The task> Quote all lines below exactly. Images stay out.

-- BEGIN Material shown --

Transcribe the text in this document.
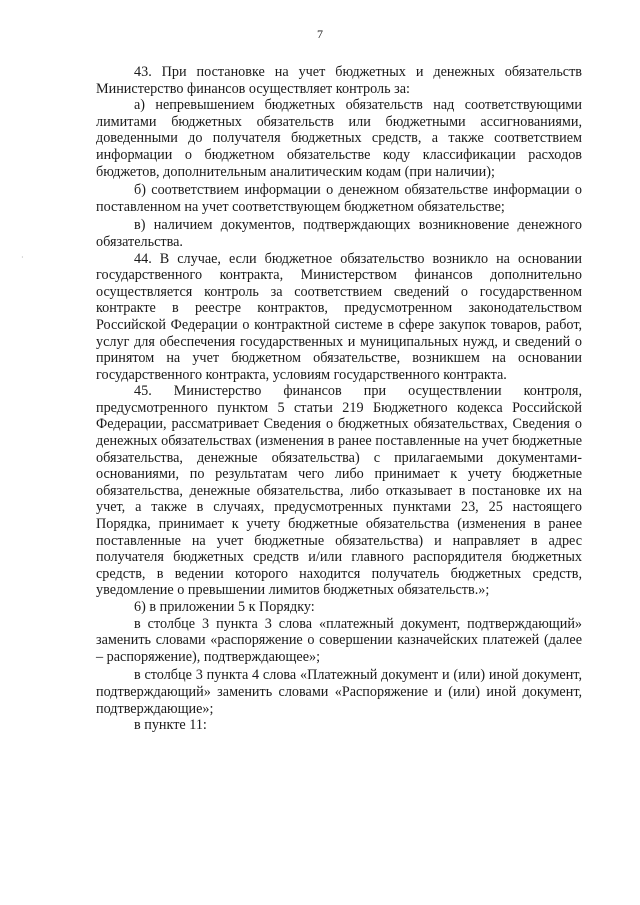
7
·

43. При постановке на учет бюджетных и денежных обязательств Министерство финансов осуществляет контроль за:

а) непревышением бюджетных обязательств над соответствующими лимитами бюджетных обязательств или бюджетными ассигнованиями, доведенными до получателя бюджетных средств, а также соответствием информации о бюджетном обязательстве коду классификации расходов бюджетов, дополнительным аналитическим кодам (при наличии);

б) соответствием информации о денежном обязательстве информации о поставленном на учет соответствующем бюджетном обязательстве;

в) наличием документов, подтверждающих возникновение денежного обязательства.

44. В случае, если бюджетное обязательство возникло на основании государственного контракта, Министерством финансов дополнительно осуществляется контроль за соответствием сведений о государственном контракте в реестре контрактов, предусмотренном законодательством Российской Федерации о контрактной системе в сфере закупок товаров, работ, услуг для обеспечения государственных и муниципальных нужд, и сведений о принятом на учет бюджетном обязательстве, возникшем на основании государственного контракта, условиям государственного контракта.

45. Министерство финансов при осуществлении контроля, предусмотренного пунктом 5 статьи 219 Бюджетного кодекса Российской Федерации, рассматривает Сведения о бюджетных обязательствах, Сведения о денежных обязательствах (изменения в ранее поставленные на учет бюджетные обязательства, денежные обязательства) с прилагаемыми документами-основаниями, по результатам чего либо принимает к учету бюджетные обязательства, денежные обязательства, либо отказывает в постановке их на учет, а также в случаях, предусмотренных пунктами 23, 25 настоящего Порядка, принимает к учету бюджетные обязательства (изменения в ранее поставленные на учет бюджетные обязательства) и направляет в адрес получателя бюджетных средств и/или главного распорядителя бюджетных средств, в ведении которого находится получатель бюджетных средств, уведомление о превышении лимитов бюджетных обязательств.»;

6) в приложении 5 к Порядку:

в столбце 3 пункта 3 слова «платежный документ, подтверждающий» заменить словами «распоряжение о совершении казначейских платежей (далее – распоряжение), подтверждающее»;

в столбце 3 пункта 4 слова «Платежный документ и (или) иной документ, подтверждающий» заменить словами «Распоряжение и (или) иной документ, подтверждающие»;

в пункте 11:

-- END Material shown --

Expected answer>
Transcribe the text in this document.
7
·

43. При постановке на учет бюджетных и денежных обязательств Министерство финансов осуществляет контроль за:

а) непревышением бюджетных обязательств над соответствующими лимитами бюджетных обязательств или бюджетными ассигнованиями, доведенными до получателя бюджетных средств, а также соответствием информации о бюджетном обязательстве коду классификации расходов бюджетов, дополнительным аналитическим кодам (при наличии);

б) соответствием информации о денежном обязательстве информации о поставленном на учет соответствующем бюджетном обязательстве;

в) наличием документов, подтверждающих возникновение денежного обязательства.

44. В случае, если бюджетное обязательство возникло на основании государственного контракта, Министерством финансов дополнительно осуществляется контроль за соответствием сведений о государственном контракте в реестре контрактов, предусмотренном законодательством Российской Федерации о контрактной системе в сфере закупок товаров, работ, услуг для обеспечения государственных и муниципальных нужд, и сведений о принятом на учет бюджетном обязательстве, возникшем на основании государственного контракта, условиям государственного контракта.

45. Министерство финансов при осуществлении контроля, предусмотренного пунктом 5 статьи 219 Бюджетного кодекса Российской Федерации, рассматривает Сведения о бюджетных обязательствах, Сведения о денежных обязательствах (изменения в ранее поставленные на учет бюджетные обязательства, денежные обязательства) с прилагаемыми документами-основаниями, по результатам чего либо принимает к учету бюджетные обязательства, денежные обязательства, либо отказывает в постановке их на учет, а также в случаях, предусмотренных пунктами 23, 25 настоящего Порядка, принимает к учету бюджетные обязательства (изменения в ранее поставленные на учет бюджетные обязательства) и направляет в адрес получателя бюджетных средств и/или главного распорядителя бюджетных средств, в ведении которого находится получатель бюджетных средств, уведомление о превышении лимитов бюджетных обязательств.»;

6) в приложении 5 к Порядку:

в столбце 3 пункта 3 слова «платежный документ, подтверждающий» заменить словами «распоряжение о совершении казначейских платежей (далее – распоряжение), подтверждающее»;

в столбце 3 пункта 4 слова «Платежный документ и (или) иной документ, подтверждающий» заменить словами «Распоряжение и (или) иной документ, подтверждающие»;

в пункте 11:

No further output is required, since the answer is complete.